> [What the task requires]
Exactly as they appear, output all of the records. Skip any images.

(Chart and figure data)
________________________________________
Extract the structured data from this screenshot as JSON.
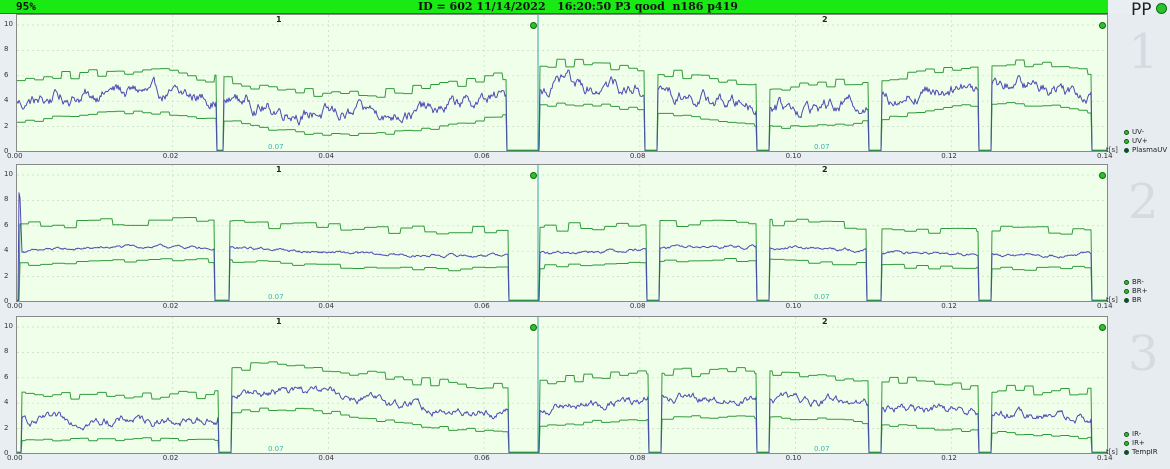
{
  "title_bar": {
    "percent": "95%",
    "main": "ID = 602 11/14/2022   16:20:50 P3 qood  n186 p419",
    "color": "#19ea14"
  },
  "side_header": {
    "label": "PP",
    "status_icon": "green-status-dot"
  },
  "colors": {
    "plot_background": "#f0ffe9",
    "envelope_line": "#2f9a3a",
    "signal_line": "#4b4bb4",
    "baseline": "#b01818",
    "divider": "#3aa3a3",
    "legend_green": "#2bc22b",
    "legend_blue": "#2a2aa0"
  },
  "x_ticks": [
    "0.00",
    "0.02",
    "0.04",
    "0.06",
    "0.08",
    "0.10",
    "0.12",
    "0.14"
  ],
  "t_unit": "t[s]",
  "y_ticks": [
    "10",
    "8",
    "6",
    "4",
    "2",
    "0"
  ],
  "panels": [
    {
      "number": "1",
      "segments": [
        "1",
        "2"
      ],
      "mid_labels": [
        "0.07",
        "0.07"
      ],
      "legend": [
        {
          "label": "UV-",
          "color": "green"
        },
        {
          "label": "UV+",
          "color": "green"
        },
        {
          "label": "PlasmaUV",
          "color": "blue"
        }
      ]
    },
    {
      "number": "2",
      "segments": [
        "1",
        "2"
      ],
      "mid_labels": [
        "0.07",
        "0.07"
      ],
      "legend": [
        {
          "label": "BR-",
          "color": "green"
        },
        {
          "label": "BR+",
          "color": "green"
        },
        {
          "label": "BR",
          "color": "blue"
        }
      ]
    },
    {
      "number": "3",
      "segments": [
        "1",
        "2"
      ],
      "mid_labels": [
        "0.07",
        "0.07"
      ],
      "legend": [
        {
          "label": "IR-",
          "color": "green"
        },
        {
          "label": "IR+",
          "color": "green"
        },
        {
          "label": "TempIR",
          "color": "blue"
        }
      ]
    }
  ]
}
________________________________________
> [Task solution]
Extract the structured data from this screenshot as JSON.
{
  "title_bar": {
    "percent": "95%",
    "main": "ID = 602 11/14/2022   16:20:50 P3 qood  n186 p419",
    "color": "#19ea14"
  },
  "side_header": {
    "label": "PP",
    "status_icon": "green-status-dot"
  },
  "colors": {
    "plot_background": "#f0ffe9",
    "envelope_line": "#2f9a3a",
    "signal_line": "#4b4bb4",
    "baseline": "#b01818",
    "divider": "#3aa3a3",
    "legend_green": "#2bc22b",
    "legend_blue": "#2a2aa0"
  },
  "x_ticks": [
    "0.00",
    "0.02",
    "0.04",
    "0.06",
    "0.08",
    "0.10",
    "0.12",
    "0.14"
  ],
  "t_unit": "t[s]",
  "y_ticks": [
    "10",
    "8",
    "6",
    "4",
    "2",
    "0"
  ],
  "panels": [
    {
      "number": "1",
      "segments": [
        "1",
        "2"
      ],
      "mid_labels": [
        "0.07",
        "0.07"
      ],
      "legend": [
        {
          "label": "UV-",
          "color": "green"
        },
        {
          "label": "UV+",
          "color": "green"
        },
        {
          "label": "PlasmaUV",
          "color": "blue"
        }
      ]
    },
    {
      "number": "2",
      "segments": [
        "1",
        "2"
      ],
      "mid_labels": [
        "0.07",
        "0.07"
      ],
      "legend": [
        {
          "label": "BR-",
          "color": "green"
        },
        {
          "label": "BR+",
          "color": "green"
        },
        {
          "label": "BR",
          "color": "blue"
        }
      ]
    },
    {
      "number": "3",
      "segments": [
        "1",
        "2"
      ],
      "mid_labels": [
        "0.07",
        "0.07"
      ],
      "legend": [
        {
          "label": "IR-",
          "color": "green"
        },
        {
          "label": "IR+",
          "color": "green"
        },
        {
          "label": "TempIR",
          "color": "blue"
        }
      ]
    }
  ]
}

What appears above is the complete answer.